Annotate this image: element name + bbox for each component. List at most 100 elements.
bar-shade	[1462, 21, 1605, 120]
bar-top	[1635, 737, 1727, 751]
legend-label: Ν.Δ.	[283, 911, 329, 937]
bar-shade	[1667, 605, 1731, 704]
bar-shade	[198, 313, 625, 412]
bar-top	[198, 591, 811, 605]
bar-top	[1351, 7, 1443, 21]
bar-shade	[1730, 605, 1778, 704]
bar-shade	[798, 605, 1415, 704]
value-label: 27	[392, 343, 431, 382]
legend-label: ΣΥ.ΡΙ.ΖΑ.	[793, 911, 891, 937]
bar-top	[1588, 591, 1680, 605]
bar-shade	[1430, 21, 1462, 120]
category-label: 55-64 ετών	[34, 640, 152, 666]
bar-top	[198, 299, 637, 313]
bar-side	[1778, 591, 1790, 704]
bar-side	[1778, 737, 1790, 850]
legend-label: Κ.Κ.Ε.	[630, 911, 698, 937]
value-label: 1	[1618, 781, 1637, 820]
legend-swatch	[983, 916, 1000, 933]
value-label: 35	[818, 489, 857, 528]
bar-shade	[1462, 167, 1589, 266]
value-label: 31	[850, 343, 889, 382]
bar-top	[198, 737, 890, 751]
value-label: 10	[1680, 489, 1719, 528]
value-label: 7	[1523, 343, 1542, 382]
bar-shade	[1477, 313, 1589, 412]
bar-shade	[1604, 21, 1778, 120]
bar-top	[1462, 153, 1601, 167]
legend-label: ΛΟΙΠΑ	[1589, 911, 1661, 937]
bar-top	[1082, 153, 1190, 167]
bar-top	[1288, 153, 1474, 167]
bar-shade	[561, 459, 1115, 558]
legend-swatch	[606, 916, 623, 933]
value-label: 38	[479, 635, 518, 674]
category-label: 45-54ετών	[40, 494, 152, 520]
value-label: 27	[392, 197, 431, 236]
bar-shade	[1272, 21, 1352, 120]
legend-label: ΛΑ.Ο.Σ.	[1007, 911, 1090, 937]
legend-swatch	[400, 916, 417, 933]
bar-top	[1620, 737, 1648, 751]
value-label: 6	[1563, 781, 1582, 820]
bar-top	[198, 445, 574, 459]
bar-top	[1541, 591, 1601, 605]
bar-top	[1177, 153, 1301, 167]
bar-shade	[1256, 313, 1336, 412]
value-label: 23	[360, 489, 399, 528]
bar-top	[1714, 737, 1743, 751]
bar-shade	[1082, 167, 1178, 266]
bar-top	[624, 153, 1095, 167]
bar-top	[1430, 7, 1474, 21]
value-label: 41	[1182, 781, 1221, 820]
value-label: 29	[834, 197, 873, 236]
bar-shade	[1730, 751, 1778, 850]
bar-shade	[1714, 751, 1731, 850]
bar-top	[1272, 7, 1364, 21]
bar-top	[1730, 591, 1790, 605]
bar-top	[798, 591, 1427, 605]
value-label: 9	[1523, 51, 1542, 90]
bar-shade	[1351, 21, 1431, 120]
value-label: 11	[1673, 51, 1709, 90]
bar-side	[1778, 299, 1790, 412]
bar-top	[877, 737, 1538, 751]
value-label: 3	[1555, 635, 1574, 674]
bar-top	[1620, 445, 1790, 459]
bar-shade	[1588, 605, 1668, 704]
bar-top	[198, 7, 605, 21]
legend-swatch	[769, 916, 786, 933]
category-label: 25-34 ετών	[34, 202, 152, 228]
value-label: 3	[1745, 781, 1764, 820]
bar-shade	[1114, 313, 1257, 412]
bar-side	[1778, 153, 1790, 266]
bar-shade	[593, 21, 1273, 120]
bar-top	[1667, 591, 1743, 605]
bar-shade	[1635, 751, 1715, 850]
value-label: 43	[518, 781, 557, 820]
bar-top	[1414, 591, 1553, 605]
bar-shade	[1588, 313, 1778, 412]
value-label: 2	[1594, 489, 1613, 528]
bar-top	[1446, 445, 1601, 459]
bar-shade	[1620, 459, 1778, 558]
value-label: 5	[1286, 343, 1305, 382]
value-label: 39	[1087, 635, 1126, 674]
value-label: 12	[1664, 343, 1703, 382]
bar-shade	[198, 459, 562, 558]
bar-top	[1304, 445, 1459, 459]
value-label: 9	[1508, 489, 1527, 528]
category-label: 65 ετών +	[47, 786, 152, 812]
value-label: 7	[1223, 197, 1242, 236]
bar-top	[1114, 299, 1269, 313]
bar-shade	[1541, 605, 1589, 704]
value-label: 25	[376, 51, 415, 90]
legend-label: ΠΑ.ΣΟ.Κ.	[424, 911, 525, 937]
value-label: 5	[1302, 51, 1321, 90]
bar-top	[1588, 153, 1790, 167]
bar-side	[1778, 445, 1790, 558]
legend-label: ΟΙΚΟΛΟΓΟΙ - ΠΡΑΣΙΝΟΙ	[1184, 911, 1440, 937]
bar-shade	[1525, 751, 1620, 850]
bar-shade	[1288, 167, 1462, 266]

★ ★ ★

Please rewrite all of the data above with "legend-swatch" changed to "legend-key" and nothing else altered.

Annotate this image: element name + bbox for each component. List at most 100 elements.
bar-shade	[1462, 21, 1605, 120]
bar-top	[1635, 737, 1727, 751]
legend-label: Ν.Δ.	[283, 911, 329, 937]
bar-shade	[1667, 605, 1731, 704]
bar-shade	[198, 313, 625, 412]
bar-top	[198, 591, 811, 605]
bar-top	[1351, 7, 1443, 21]
bar-shade	[1730, 605, 1778, 704]
bar-shade	[798, 605, 1415, 704]
value-label: 27	[392, 343, 431, 382]
legend-label: ΣΥ.ΡΙ.ΖΑ.	[793, 911, 891, 937]
bar-top	[1588, 591, 1680, 605]
bar-shade	[1430, 21, 1462, 120]
category-label: 55-64 ετών	[34, 640, 152, 666]
bar-top	[198, 299, 637, 313]
bar-side	[1778, 591, 1790, 704]
bar-side	[1778, 737, 1790, 850]
legend-label: Κ.Κ.Ε.	[630, 911, 698, 937]
value-label: 1	[1618, 781, 1637, 820]
legend-key	[983, 916, 1000, 933]
value-label: 35	[818, 489, 857, 528]
bar-shade	[1462, 167, 1589, 266]
value-label: 31	[850, 343, 889, 382]
bar-top	[198, 737, 890, 751]
value-label: 10	[1680, 489, 1719, 528]
value-label: 7	[1523, 343, 1542, 382]
bar-shade	[1477, 313, 1589, 412]
bar-shade	[1604, 21, 1778, 120]
bar-top	[1462, 153, 1601, 167]
legend-label: ΛΟΙΠΑ	[1589, 911, 1661, 937]
bar-top	[1082, 153, 1190, 167]
bar-top	[1288, 153, 1474, 167]
bar-shade	[561, 459, 1115, 558]
legend-key	[606, 916, 623, 933]
value-label: 38	[479, 635, 518, 674]
category-label: 45-54ετών	[40, 494, 152, 520]
value-label: 27	[392, 197, 431, 236]
bar-shade	[1272, 21, 1352, 120]
legend-label: ΛΑ.Ο.Σ.	[1007, 911, 1090, 937]
legend-key	[400, 916, 417, 933]
bar-top	[1620, 737, 1648, 751]
value-label: 6	[1563, 781, 1582, 820]
bar-top	[198, 445, 574, 459]
bar-top	[1541, 591, 1601, 605]
bar-top	[1177, 153, 1301, 167]
bar-shade	[1256, 313, 1336, 412]
value-label: 23	[360, 489, 399, 528]
bar-top	[1714, 737, 1743, 751]
bar-shade	[1082, 167, 1178, 266]
bar-top	[624, 153, 1095, 167]
bar-top	[1430, 7, 1474, 21]
value-label: 41	[1182, 781, 1221, 820]
value-label: 29	[834, 197, 873, 236]
bar-shade	[1730, 751, 1778, 850]
bar-shade	[1714, 751, 1731, 850]
bar-top	[1272, 7, 1364, 21]
bar-top	[1730, 591, 1790, 605]
bar-top	[798, 591, 1427, 605]
value-label: 9	[1523, 51, 1542, 90]
bar-shade	[1351, 21, 1431, 120]
value-label: 11	[1673, 51, 1709, 90]
bar-side	[1778, 299, 1790, 412]
bar-top	[877, 737, 1538, 751]
value-label: 3	[1555, 635, 1574, 674]
bar-top	[1620, 445, 1790, 459]
bar-shade	[1588, 605, 1668, 704]
bar-top	[198, 7, 605, 21]
legend-key	[769, 916, 786, 933]
category-label: 25-34 ετών	[34, 202, 152, 228]
value-label: 3	[1745, 781, 1764, 820]
bar-shade	[1114, 313, 1257, 412]
bar-side	[1778, 153, 1790, 266]
bar-shade	[593, 21, 1273, 120]
bar-top	[1667, 591, 1743, 605]
bar-shade	[1635, 751, 1715, 850]
value-label: 43	[518, 781, 557, 820]
bar-top	[1414, 591, 1553, 605]
bar-shade	[1588, 313, 1778, 412]
value-label: 2	[1594, 489, 1613, 528]
bar-top	[1446, 445, 1601, 459]
bar-shade	[1620, 459, 1778, 558]
value-label: 5	[1286, 343, 1305, 382]
value-label: 39	[1087, 635, 1126, 674]
value-label: 12	[1664, 343, 1703, 382]
bar-shade	[198, 459, 562, 558]
bar-top	[1304, 445, 1459, 459]
value-label: 9	[1508, 489, 1527, 528]
category-label: 65 ετών +	[47, 786, 152, 812]
value-label: 7	[1223, 197, 1242, 236]
bar-top	[1114, 299, 1269, 313]
bar-shade	[1541, 605, 1589, 704]
value-label: 25	[376, 51, 415, 90]
legend-label: ΠΑ.ΣΟ.Κ.	[424, 911, 525, 937]
value-label: 5	[1302, 51, 1321, 90]
bar-top	[1588, 153, 1790, 167]
bar-side	[1778, 445, 1790, 558]
legend-label: ΟΙΚΟΛΟΓΟΙ - ΠΡΑΣΙΝΟΙ	[1184, 911, 1440, 937]
bar-shade	[1525, 751, 1620, 850]
bar-shade	[1288, 167, 1462, 266]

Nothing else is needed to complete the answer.